**Exercise directions**
Go through the listing below and list every line with "NTSC".

[Recorded data]
++++++++++

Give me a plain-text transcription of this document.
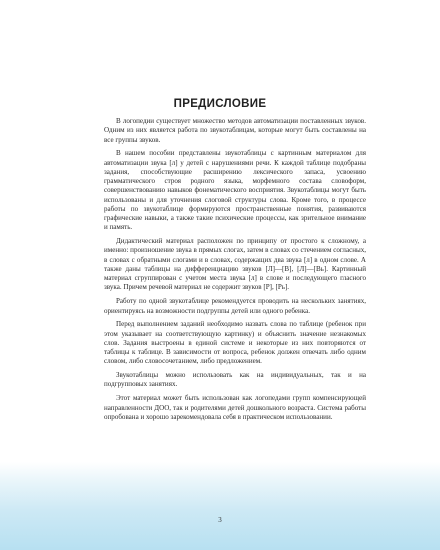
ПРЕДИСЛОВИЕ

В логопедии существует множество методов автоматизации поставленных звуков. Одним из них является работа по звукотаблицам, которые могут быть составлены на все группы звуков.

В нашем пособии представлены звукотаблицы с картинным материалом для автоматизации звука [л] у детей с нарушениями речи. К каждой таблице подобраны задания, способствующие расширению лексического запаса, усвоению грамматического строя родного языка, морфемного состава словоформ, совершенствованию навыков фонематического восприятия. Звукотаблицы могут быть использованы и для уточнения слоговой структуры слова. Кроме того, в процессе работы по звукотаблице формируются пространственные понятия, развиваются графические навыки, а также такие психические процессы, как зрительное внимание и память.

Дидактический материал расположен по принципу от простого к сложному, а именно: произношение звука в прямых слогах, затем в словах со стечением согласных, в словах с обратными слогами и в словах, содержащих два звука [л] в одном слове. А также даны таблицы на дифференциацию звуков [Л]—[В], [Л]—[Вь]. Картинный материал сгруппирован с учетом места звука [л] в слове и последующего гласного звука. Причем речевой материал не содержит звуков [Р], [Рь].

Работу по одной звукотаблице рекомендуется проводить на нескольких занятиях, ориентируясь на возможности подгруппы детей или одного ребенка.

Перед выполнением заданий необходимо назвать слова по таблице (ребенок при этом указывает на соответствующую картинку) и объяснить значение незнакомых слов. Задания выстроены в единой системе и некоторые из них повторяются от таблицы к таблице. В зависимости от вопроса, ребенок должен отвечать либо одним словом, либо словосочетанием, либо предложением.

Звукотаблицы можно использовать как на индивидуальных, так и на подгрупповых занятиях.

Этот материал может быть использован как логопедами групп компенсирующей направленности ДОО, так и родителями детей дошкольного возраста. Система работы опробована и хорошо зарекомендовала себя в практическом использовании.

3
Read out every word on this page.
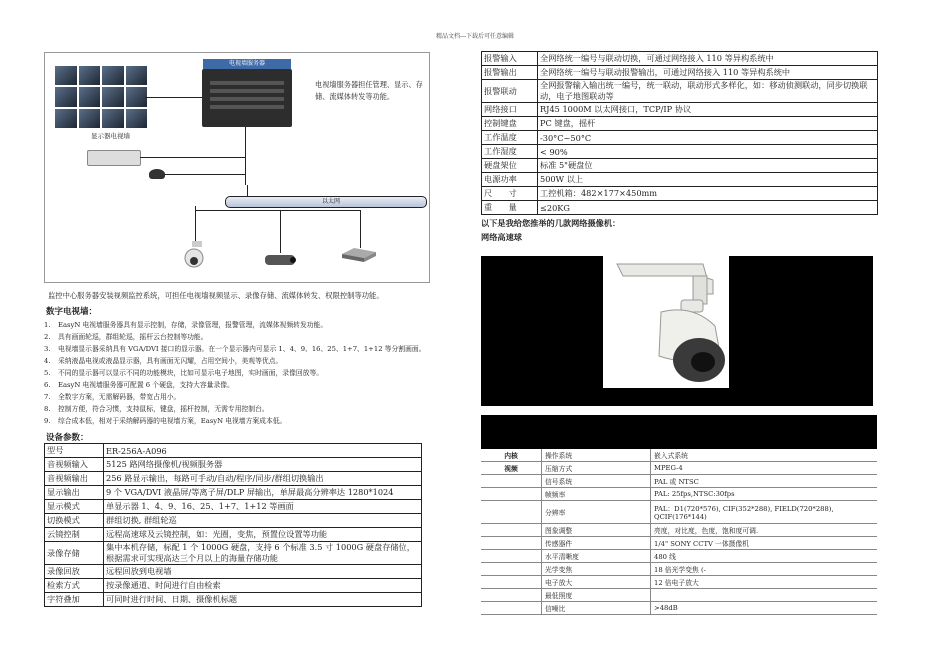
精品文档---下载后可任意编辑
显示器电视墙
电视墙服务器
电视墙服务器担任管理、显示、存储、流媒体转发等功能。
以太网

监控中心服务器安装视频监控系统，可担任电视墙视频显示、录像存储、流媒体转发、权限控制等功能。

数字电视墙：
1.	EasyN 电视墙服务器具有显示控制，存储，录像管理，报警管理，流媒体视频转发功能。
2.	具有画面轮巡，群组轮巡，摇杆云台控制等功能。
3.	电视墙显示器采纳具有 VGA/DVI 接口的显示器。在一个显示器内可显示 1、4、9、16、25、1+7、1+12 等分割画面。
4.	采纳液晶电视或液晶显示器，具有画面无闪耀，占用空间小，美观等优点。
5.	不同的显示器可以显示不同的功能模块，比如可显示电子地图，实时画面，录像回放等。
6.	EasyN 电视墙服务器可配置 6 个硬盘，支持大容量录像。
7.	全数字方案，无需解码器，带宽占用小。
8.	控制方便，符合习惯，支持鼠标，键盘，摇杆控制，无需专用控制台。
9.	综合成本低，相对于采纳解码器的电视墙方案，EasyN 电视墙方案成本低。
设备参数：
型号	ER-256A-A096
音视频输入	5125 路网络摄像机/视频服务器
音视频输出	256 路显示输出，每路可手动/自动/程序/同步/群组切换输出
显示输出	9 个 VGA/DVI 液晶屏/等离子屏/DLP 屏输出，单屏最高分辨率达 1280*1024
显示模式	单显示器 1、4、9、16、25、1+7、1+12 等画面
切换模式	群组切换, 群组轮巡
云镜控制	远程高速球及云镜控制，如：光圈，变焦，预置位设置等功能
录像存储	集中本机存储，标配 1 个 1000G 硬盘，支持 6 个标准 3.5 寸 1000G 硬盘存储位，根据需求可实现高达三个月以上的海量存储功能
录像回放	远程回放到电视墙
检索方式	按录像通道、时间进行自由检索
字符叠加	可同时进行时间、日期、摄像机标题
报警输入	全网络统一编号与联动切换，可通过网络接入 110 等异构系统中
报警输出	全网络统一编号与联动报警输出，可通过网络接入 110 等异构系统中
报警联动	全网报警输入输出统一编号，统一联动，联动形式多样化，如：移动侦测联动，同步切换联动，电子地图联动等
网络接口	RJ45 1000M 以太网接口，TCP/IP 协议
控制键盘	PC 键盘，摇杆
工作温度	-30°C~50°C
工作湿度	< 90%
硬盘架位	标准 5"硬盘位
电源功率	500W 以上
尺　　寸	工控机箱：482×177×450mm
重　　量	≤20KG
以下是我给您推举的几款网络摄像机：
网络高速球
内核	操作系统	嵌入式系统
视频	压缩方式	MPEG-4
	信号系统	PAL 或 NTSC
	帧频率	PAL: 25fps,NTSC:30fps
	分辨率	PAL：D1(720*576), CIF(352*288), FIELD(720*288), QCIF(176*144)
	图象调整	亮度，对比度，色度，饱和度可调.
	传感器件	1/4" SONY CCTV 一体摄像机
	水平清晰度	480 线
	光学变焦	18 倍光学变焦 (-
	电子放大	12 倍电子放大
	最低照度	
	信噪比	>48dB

++++++++++

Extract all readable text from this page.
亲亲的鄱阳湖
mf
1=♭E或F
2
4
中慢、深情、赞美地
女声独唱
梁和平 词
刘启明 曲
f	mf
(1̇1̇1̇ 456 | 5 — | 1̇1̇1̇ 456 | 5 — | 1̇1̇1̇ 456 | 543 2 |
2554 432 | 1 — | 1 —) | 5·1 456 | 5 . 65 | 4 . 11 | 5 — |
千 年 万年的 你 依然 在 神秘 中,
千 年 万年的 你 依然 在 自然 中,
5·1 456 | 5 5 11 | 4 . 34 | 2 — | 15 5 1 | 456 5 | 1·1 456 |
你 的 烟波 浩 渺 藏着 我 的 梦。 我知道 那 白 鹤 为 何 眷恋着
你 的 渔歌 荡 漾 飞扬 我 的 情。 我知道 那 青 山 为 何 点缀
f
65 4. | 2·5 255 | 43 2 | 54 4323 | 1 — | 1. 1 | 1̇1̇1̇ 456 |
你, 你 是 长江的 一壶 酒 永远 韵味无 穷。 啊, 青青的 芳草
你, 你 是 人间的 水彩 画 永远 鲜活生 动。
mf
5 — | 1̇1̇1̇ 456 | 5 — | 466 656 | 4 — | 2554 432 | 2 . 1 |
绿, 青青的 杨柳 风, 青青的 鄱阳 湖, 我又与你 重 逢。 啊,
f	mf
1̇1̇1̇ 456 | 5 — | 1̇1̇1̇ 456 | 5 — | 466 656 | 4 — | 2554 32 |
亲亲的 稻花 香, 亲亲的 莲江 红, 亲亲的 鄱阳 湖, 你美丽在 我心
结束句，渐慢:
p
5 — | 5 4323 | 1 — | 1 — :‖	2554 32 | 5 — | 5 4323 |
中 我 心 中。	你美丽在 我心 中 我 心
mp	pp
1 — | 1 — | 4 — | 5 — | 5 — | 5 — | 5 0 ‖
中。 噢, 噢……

++++++++++

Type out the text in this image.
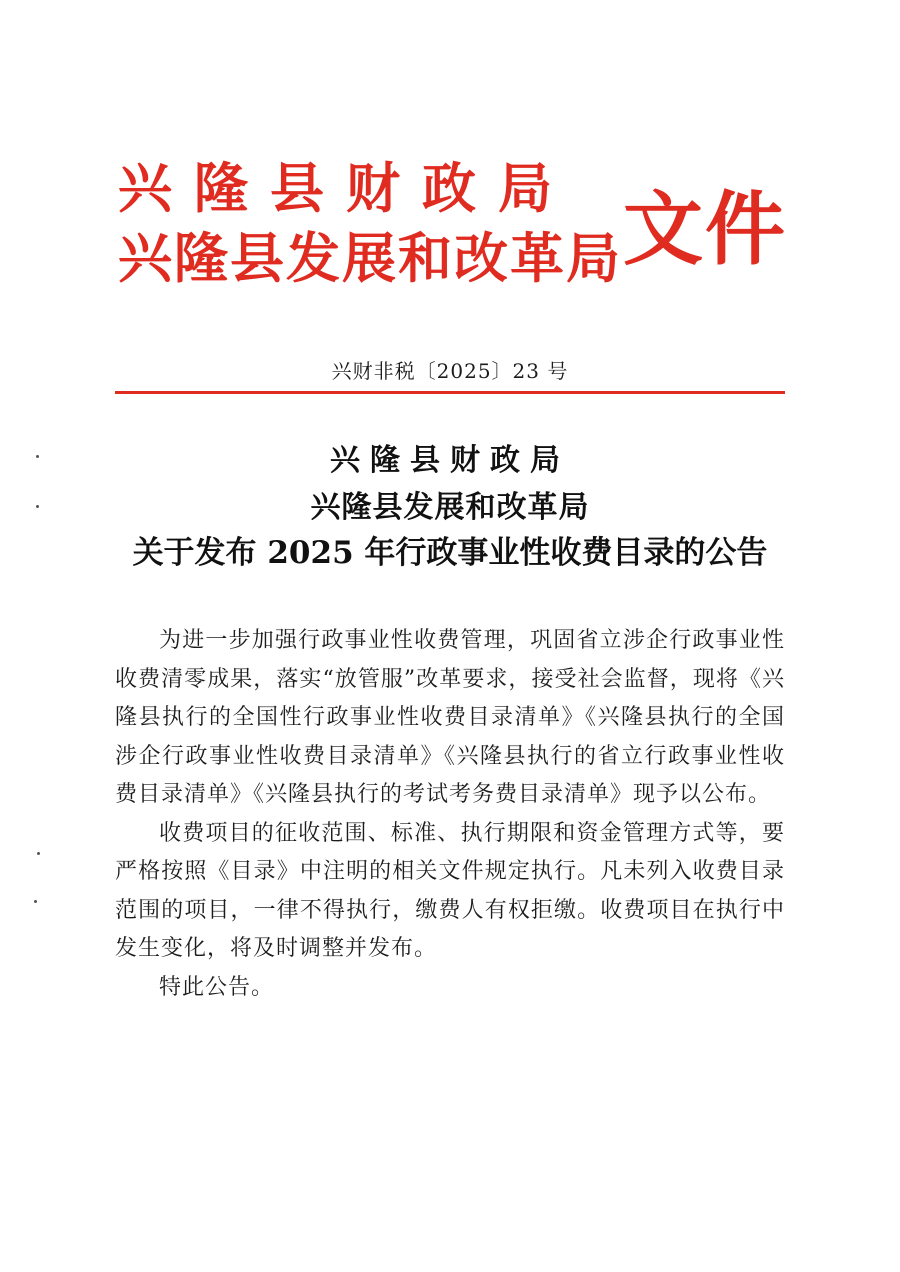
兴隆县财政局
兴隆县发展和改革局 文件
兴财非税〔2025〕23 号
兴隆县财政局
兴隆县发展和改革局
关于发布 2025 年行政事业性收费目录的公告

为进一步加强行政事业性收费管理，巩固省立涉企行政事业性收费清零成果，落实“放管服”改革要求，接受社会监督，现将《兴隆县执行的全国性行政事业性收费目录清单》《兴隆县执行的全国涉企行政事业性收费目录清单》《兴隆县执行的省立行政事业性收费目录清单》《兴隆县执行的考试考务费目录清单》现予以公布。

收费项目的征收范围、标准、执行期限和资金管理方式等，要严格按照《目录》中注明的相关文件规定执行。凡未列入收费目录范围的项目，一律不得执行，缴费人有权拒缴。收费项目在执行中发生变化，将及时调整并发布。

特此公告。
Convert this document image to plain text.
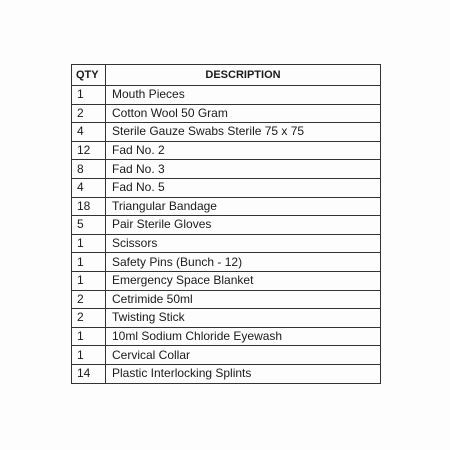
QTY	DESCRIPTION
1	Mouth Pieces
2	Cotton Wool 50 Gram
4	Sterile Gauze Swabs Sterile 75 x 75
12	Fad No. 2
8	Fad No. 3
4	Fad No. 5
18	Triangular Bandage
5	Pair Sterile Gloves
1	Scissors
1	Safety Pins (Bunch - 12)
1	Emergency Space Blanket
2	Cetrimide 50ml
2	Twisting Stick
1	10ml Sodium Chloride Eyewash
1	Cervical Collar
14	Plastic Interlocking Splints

++++++++++

**The completed task**
	信号系统	PAL 或 NTSC
	帧频率	PAL: 25fps,NTSC:30fps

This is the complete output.